##### Exercise material #####
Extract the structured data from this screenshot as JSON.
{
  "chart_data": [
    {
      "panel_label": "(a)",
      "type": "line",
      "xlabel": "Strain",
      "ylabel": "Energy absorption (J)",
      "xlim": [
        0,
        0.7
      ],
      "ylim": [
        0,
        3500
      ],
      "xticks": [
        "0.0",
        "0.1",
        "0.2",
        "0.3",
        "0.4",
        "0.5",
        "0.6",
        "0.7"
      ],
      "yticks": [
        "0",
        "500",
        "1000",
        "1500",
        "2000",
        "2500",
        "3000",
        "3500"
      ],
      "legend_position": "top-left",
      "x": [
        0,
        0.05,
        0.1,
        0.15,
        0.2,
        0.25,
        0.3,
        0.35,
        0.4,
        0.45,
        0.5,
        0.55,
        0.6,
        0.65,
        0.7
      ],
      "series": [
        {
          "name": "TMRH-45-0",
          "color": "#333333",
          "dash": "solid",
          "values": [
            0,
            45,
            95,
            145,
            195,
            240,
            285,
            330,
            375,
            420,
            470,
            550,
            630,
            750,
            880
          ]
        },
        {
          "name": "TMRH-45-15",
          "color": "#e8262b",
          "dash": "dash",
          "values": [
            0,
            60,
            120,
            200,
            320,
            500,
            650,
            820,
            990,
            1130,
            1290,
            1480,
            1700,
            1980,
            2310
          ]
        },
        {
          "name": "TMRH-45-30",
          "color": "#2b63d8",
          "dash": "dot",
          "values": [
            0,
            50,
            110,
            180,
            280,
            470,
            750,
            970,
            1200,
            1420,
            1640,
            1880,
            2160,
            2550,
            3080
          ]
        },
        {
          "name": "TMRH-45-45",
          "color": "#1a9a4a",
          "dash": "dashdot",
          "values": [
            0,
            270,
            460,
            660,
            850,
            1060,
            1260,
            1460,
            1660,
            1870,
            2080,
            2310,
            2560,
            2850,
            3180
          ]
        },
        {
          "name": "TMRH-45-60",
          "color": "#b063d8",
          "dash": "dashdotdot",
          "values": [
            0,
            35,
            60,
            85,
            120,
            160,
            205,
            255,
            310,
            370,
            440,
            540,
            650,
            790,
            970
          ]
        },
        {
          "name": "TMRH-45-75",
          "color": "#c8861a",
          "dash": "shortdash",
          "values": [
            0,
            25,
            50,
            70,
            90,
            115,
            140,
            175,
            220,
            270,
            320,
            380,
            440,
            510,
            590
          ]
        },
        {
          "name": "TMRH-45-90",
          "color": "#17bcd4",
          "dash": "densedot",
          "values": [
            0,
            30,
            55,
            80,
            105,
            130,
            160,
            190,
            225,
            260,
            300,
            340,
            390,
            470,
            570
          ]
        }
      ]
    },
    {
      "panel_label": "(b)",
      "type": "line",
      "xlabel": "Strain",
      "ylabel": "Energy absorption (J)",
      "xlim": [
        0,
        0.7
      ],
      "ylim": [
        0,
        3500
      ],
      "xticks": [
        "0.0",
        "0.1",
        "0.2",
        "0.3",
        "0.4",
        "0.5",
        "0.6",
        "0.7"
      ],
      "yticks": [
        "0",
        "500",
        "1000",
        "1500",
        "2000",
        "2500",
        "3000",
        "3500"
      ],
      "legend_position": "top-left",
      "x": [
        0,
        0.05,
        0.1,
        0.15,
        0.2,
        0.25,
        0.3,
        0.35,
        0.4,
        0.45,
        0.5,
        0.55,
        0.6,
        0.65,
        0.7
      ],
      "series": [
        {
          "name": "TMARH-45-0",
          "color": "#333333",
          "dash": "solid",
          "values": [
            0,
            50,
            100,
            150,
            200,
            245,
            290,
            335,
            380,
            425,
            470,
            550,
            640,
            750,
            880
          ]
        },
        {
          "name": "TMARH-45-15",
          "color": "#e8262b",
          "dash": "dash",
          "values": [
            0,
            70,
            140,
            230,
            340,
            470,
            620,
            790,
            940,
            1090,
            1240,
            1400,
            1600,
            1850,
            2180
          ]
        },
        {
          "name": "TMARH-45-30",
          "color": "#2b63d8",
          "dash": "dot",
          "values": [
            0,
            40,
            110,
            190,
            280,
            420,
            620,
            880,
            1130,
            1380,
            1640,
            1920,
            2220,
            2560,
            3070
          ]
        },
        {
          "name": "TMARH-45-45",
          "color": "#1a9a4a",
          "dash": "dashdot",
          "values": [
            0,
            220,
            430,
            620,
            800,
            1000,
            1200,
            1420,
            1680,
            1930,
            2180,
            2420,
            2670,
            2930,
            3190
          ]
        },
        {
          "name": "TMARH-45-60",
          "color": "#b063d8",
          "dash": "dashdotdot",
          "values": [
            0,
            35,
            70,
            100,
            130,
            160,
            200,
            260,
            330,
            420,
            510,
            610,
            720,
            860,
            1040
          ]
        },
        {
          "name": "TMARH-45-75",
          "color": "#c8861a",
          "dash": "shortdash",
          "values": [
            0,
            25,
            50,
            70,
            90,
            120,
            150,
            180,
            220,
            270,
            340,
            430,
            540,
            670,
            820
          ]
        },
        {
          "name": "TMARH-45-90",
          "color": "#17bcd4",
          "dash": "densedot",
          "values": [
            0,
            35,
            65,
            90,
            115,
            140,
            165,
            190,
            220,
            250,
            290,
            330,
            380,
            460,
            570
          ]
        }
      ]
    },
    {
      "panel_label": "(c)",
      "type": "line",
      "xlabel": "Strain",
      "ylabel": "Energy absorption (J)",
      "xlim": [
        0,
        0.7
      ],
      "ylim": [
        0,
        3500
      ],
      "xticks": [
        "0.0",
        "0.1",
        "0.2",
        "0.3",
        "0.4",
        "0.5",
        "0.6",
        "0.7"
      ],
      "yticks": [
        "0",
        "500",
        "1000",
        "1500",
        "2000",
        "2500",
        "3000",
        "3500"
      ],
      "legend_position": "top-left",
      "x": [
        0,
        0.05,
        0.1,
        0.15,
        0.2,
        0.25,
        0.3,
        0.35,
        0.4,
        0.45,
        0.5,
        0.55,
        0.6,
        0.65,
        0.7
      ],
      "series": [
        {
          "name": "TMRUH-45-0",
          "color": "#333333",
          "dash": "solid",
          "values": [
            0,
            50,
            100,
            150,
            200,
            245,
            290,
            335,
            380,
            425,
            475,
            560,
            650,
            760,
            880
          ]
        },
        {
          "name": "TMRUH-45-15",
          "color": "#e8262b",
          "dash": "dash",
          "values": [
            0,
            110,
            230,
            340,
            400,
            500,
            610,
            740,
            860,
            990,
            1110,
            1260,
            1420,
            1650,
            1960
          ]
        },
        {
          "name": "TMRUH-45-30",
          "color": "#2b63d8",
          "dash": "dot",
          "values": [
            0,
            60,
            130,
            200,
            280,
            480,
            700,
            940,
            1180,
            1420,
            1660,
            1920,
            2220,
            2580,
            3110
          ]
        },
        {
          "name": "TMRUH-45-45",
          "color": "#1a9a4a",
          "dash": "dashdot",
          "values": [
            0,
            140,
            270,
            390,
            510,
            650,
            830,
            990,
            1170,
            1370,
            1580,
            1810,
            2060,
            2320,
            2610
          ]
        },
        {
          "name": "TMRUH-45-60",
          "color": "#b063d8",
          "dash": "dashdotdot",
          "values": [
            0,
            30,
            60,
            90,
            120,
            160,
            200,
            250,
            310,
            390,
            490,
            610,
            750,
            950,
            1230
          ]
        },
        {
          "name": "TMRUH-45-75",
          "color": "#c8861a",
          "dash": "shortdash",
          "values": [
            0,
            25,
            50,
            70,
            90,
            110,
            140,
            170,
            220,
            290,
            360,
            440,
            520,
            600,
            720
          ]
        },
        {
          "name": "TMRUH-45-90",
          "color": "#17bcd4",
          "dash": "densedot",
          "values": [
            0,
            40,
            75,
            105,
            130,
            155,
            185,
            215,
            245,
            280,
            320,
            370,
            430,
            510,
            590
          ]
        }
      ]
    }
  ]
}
#####
Search the entries for the word "TMRH" and copy every line that has it.

          "name": "TMRH-45-0",
          "name": "TMRH-45-15",
          "name": "TMRH-45-30",
          "name": "TMRH-45-45",
          "name": "TMRH-45-60",
          "name": "TMRH-45-75",
          "name": "TMRH-45-90",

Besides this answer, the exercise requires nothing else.